From the first line to the last, copy the data exactly.

◆ Figure content listings ◆
====
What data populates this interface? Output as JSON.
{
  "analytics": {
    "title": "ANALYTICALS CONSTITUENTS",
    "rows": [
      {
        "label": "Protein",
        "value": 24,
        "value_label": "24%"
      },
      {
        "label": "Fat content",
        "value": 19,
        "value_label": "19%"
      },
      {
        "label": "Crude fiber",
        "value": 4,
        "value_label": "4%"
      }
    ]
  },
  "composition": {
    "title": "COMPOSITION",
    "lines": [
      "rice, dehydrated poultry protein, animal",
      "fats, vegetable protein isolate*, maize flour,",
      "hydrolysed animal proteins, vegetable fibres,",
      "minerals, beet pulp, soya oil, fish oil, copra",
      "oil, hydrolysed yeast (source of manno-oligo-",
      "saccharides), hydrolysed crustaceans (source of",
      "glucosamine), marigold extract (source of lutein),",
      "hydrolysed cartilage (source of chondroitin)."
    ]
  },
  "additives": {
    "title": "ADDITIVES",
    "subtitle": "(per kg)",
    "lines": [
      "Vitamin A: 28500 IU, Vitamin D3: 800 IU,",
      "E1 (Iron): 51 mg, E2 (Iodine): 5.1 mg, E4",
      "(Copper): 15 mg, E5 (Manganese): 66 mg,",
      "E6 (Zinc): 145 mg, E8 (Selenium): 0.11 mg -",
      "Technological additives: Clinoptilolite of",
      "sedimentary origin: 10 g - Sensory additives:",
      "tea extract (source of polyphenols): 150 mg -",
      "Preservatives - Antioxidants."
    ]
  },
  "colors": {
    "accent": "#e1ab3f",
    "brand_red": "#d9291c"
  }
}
====
◆ RESPONSE BELOW ◆
What data populates this interface? Output as JSON.
{
  "analytics": {
    "title": "ANALYTICALS CONSTITUENTS",
    "rows": [
      {
        "label": "Protein",
        "value": 24,
        "value_label": "24%"
      },
      {
        "label": "Fat content",
        "value": 19,
        "value_label": "19%"
      },
      {
        "label": "Crude fiber",
        "value": 4,
        "value_label": "4%"
      }
    ]
  },
  "composition": {
    "title": "COMPOSITION",
    "lines": [
      "rice, dehydrated poultry protein, animal",
      "fats, vegetable protein isolate*, maize flour,",
      "hydrolysed animal proteins, vegetable fibres,",
      "minerals, beet pulp, soya oil, fish oil, copra",
      "oil, hydrolysed yeast (source of manno-oligo-",
      "saccharides), hydrolysed crustaceans (source of",
      "glucosamine), marigold extract (source of lutein),",
      "hydrolysed cartilage (source of chondroitin)."
    ]
  },
  "additives": {
    "title": "ADDITIVES",
    "subtitle": "(per kg)",
    "lines": [
      "Vitamin A: 28500 IU, Vitamin D3: 800 IU,",
      "E1 (Iron): 51 mg, E2 (Iodine): 5.1 mg, E4",
      "(Copper): 15 mg, E5 (Manganese): 66 mg,",
      "E6 (Zinc): 145 mg, E8 (Selenium): 0.11 mg -",
      "Technological additives: Clinoptilolite of",
      "sedimentary origin: 10 g - Sensory additives:",
      "tea extract (source of polyphenols): 150 mg -",
      "Preservatives - Antioxidants."
    ]
  },
  "colors": {
    "accent": "#e1ab3f",
    "brand_red": "#d9291c"
  }
}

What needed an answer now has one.